Problem details: Return each line containing "vênh".

===== Listing

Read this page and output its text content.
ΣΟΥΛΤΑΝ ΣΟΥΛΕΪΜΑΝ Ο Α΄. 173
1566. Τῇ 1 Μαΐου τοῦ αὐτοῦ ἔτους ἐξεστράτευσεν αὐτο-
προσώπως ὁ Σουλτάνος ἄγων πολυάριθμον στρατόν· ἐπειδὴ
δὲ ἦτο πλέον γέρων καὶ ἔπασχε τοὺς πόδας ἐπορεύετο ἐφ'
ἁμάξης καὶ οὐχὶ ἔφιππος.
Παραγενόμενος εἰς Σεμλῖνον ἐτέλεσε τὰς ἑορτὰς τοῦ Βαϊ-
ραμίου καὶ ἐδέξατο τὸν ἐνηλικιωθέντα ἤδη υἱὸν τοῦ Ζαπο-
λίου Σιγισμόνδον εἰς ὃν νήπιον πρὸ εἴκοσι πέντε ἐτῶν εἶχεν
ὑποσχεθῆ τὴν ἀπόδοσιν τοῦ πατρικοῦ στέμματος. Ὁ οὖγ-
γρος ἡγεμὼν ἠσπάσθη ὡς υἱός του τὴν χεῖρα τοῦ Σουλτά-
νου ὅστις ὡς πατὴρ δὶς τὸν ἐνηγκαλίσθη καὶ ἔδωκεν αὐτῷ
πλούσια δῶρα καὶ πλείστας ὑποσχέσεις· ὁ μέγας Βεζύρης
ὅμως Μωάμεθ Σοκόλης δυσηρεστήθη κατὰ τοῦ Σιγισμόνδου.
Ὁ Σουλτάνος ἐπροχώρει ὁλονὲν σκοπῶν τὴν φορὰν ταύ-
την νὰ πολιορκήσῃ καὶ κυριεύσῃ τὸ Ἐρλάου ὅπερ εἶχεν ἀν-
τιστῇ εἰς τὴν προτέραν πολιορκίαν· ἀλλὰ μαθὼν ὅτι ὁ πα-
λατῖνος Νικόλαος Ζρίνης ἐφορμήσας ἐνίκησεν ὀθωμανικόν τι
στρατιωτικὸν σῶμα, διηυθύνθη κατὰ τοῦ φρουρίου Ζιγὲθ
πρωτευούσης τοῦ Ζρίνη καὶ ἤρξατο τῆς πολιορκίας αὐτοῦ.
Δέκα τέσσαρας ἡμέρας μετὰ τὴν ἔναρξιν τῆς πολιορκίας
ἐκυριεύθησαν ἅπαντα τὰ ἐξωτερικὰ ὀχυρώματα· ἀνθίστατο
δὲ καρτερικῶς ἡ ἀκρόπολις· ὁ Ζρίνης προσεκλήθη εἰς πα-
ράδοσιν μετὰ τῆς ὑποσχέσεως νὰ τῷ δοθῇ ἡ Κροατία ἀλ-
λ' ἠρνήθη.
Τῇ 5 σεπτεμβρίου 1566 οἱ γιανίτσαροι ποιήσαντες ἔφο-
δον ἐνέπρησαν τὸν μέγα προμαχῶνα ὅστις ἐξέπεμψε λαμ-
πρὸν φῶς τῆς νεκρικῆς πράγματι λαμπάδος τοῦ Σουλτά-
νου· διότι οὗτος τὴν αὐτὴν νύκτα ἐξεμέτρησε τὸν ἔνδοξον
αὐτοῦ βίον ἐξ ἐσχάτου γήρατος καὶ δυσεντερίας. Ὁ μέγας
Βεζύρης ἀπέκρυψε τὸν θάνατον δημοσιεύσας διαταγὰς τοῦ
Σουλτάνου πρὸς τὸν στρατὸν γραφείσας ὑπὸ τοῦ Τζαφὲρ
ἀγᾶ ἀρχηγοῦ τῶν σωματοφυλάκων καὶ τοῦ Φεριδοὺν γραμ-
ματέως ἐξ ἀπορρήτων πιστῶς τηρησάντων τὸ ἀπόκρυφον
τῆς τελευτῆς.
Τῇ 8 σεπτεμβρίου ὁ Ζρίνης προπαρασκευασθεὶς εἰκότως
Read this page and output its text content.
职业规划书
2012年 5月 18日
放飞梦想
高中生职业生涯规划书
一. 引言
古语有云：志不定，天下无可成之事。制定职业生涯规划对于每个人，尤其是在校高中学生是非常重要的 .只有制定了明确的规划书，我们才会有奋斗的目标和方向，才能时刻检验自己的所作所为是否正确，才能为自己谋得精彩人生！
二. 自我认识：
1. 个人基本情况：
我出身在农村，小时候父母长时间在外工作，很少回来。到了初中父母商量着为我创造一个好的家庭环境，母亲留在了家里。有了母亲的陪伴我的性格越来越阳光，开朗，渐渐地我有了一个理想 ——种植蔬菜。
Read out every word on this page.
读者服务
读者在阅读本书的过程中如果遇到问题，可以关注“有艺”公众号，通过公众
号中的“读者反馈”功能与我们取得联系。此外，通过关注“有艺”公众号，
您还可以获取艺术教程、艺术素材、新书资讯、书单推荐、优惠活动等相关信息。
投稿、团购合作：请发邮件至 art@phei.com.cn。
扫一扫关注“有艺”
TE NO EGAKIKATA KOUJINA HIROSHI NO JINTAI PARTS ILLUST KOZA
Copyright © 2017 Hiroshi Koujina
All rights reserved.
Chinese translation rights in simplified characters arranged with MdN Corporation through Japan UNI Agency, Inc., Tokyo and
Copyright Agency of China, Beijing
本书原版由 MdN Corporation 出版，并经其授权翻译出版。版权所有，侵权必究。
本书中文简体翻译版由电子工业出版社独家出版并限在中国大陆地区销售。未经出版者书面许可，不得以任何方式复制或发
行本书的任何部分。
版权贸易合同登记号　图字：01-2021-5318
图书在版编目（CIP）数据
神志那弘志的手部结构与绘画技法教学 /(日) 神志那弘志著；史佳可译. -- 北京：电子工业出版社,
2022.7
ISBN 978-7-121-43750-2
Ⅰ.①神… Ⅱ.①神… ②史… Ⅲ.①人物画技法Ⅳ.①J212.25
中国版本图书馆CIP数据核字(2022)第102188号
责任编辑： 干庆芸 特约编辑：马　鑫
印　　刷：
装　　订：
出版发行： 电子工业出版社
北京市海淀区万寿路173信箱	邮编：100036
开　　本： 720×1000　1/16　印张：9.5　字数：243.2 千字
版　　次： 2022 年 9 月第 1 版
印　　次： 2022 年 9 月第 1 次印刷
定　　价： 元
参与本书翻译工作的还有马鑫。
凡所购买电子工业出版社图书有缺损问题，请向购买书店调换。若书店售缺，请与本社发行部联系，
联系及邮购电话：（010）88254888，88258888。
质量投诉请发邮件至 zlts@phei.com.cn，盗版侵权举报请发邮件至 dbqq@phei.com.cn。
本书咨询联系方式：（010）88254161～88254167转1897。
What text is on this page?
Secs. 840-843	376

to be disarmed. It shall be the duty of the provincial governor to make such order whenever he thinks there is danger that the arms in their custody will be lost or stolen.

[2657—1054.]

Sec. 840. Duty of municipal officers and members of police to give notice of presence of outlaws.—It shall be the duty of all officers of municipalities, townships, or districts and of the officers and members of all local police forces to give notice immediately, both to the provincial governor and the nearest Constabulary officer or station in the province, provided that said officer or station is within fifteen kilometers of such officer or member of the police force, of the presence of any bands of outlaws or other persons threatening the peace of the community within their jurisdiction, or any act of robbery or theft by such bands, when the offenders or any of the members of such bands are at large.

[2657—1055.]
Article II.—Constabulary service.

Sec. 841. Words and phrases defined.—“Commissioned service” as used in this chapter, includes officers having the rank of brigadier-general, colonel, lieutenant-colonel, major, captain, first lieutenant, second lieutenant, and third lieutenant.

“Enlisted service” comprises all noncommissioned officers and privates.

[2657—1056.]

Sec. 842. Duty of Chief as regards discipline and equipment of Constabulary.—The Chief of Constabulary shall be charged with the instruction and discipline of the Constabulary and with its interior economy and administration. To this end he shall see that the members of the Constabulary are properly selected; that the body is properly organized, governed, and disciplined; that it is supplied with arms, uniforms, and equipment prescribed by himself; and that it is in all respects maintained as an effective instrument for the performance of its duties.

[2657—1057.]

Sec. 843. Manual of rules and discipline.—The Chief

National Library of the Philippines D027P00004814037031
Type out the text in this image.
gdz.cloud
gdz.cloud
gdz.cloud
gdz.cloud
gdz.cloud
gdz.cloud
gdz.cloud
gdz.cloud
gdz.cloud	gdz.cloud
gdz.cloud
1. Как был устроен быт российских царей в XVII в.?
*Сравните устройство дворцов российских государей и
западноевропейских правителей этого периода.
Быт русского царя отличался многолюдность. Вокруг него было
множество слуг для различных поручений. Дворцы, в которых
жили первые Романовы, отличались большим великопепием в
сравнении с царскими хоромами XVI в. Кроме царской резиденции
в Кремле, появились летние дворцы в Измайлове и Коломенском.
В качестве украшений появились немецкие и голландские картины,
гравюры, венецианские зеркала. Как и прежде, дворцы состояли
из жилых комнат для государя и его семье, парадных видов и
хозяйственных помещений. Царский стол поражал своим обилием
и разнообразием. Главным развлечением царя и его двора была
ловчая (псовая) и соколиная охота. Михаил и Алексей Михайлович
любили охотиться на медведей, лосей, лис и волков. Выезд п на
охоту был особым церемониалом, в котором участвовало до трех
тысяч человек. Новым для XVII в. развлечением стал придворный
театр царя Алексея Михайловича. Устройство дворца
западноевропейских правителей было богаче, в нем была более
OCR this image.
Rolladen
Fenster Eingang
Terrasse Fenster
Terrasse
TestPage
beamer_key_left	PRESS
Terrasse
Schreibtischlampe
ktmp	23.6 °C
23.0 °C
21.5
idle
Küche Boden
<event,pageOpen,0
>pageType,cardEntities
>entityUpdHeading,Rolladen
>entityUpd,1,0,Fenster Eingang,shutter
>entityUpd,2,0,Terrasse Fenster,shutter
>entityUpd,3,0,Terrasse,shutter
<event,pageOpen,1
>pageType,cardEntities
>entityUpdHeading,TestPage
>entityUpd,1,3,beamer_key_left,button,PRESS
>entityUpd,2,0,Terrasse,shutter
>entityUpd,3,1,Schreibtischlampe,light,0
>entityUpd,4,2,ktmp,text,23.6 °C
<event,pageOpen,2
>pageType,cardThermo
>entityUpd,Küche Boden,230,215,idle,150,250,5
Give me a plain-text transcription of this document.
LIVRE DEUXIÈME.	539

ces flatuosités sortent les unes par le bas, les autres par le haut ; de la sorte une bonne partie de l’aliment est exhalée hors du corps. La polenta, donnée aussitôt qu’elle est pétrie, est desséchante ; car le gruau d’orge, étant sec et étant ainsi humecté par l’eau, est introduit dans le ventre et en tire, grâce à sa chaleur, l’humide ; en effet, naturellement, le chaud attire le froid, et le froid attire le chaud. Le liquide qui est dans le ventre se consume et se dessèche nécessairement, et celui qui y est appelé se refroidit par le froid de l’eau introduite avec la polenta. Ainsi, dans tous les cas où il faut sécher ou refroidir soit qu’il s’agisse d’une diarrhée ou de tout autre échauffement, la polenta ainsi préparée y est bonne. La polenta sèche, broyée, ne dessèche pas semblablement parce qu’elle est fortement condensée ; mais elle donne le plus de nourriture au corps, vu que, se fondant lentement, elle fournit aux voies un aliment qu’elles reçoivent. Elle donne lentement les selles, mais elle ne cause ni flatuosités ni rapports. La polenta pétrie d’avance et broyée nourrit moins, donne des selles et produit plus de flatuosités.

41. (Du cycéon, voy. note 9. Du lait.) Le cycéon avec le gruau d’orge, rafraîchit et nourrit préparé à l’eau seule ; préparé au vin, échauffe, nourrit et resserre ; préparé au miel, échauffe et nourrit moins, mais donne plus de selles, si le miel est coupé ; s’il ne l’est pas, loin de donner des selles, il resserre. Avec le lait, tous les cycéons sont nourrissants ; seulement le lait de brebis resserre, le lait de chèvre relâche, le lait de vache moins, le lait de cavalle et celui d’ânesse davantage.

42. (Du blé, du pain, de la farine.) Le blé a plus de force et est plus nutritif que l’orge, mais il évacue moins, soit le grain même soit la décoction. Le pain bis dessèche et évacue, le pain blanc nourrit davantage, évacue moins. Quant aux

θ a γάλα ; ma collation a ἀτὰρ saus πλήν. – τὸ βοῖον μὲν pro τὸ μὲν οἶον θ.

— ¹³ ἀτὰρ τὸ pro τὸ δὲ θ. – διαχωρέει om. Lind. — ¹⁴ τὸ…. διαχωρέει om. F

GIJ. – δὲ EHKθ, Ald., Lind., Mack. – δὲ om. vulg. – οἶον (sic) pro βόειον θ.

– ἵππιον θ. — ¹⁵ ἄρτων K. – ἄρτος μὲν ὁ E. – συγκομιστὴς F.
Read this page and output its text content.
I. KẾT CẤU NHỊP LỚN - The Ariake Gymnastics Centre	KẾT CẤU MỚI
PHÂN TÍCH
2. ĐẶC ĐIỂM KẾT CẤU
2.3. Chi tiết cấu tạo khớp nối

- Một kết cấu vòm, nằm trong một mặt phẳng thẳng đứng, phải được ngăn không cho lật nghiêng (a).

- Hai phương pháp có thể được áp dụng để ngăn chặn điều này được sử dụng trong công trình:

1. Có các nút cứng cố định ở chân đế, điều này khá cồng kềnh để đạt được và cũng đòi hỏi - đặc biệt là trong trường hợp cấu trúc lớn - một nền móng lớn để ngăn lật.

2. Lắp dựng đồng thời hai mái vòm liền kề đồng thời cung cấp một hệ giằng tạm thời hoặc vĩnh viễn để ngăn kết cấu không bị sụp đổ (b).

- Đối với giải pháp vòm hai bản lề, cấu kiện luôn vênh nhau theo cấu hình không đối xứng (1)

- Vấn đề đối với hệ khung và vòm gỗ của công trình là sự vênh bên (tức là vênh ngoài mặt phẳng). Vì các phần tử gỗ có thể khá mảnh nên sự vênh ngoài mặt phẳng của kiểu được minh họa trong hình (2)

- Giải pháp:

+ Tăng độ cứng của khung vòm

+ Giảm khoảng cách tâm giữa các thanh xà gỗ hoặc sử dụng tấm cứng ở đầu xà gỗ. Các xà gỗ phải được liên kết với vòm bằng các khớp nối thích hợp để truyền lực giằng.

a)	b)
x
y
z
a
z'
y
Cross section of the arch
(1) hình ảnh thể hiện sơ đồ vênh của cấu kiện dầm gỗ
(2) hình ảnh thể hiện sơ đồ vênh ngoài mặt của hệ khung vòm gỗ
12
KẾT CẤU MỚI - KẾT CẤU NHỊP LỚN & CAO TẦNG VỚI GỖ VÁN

==========

Written answer:
- Đối với giải pháp vòm hai bản lề, cấu kiện luôn vênh nhau theo cấu hình không đối xứng (1)
- Vấn đề đối với hệ khung và vòm gỗ của công trình là sự vênh bên (tức là vênh ngoài mặt phẳng). Vì các phần tử gỗ có thể khá mảnh nên sự vênh ngoài mặt phẳng của kiểu được minh họa trong hình (2)
(1) hình ảnh thể hiện sơ đồ vênh của cấu kiện dầm gỗ
(2) hình ảnh thể hiện sơ đồ vênh ngoài mặt của hệ khung vòm gỗ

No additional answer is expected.